Exercise goal -
Where a line of the listing below includes the word "text", reproduce that line.

Data in this exercise -
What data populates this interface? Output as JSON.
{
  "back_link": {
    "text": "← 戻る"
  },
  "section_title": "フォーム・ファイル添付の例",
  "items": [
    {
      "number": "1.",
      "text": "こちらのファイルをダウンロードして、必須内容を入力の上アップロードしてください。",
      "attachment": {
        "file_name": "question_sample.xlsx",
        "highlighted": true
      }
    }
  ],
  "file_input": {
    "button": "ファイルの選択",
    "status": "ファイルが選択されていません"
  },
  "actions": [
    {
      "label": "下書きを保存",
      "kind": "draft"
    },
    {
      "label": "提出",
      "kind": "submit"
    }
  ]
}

Output of the task -
    "text": "← 戻る"
      "text": "こちらのファイルをダウンロードして、必須内容を入力の上アップロードしてください。",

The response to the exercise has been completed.